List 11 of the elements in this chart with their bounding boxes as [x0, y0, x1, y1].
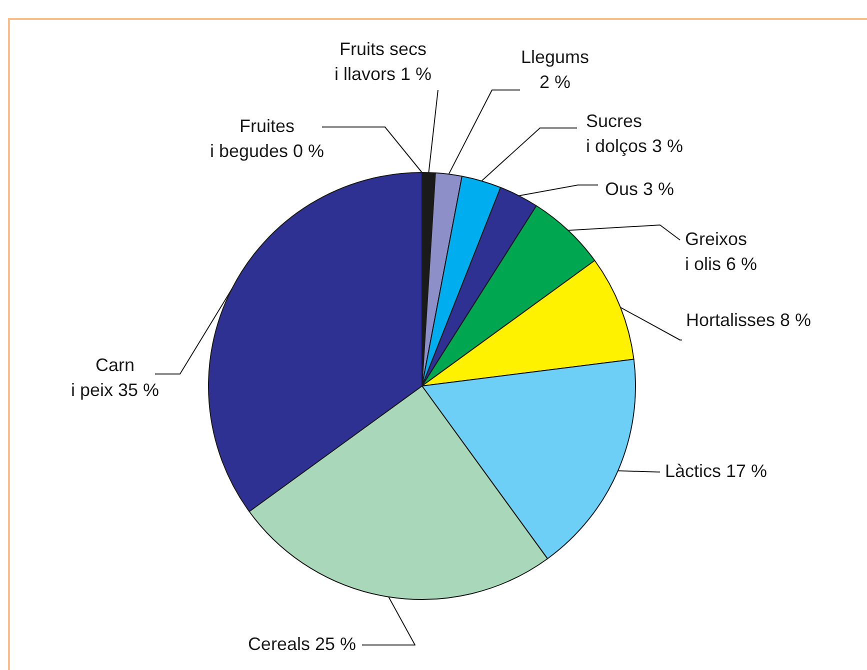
category-label: Fruites i begudes 0 % [210, 116, 324, 161]
slice-label: Làctics 17 % [665, 460, 768, 481]
data-label: 2 % [539, 72, 571, 92]
slice-label: Sucres i dolços 3 % [586, 110, 684, 156]
slice-label: Greixos i olis 6 % [685, 228, 758, 274]
slice-label: Hortalisses 8 % [686, 310, 812, 330]
slice-label: Ous 3 % [605, 178, 674, 199]
slice-label: Carn i peix 35 % [70, 354, 160, 400]
slice-label: Llegums [520, 46, 590, 67]
slice-label: Fruits secs i llavors 1 % [334, 38, 432, 84]
slice-label: Cereals 25 % [248, 634, 356, 654]
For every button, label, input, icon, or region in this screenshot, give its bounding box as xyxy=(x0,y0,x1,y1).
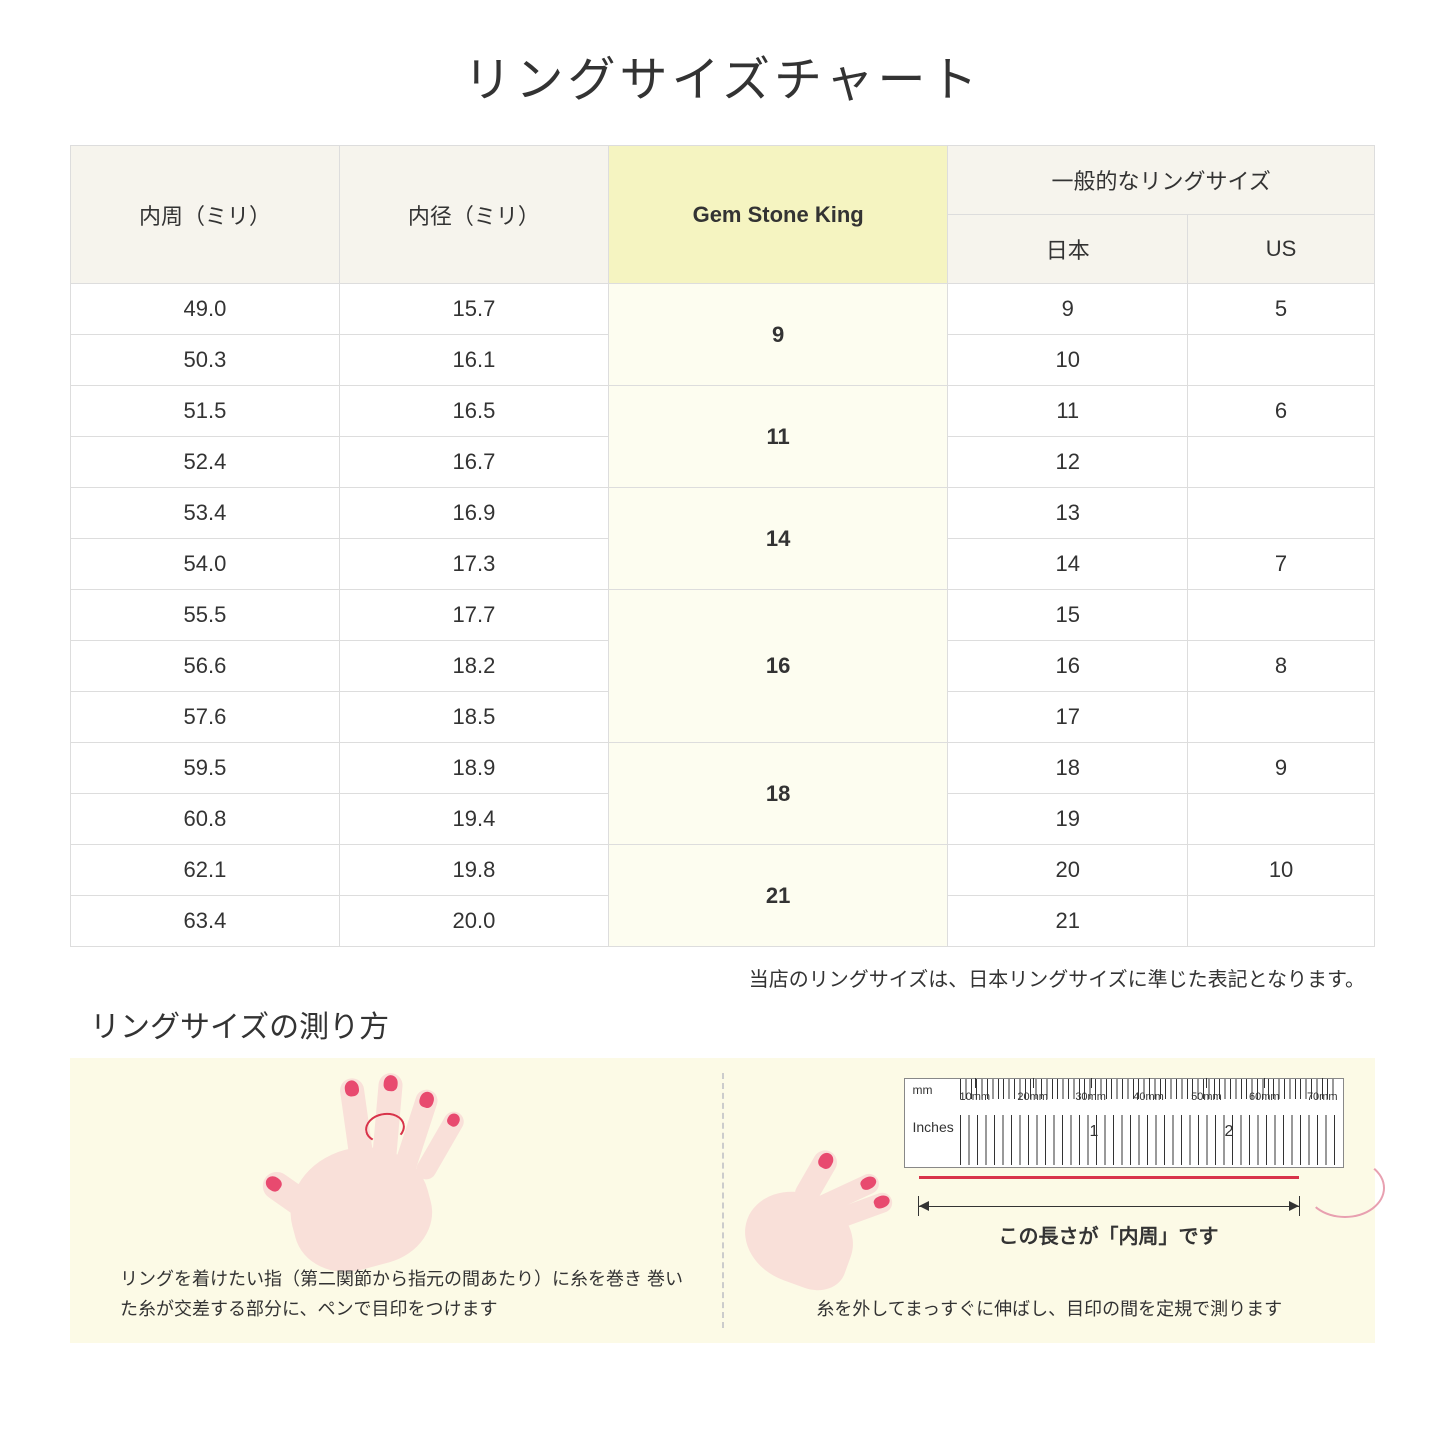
::::::::::
What you need to do:
Could you reproduce all of the data above word for word, leaving out the pictures?

Written answer:
List 11 of the elements in this chart with their bounding boxes as [x0, y0, x1, y1].
category-label: Fruites i begudes 0 % [210, 116, 324, 161]
slice-label: Làctics 17 % [665, 460, 768, 481]
data-label: 2 % [539, 72, 571, 92]
slice-label: Sucres i dolços 3 % [586, 110, 684, 156]
slice-label: Greixos i olis 6 % [685, 228, 758, 274]
slice-label: Hortalisses 8 % [686, 310, 812, 330]
slice-label: Ous 3 % [605, 178, 674, 199]
slice-label: Carn i peix 35 % [70, 354, 160, 400]
slice-label: Llegums [520, 46, 590, 67]
slice-label: Fruits secs i llavors 1 % [334, 38, 432, 84]
slice-label: Cereals 25 % [248, 634, 356, 654]
For every button, label, input, icon, or region in this screenshot, give its bounding box as xyxy=(x0,y0,x1,y1).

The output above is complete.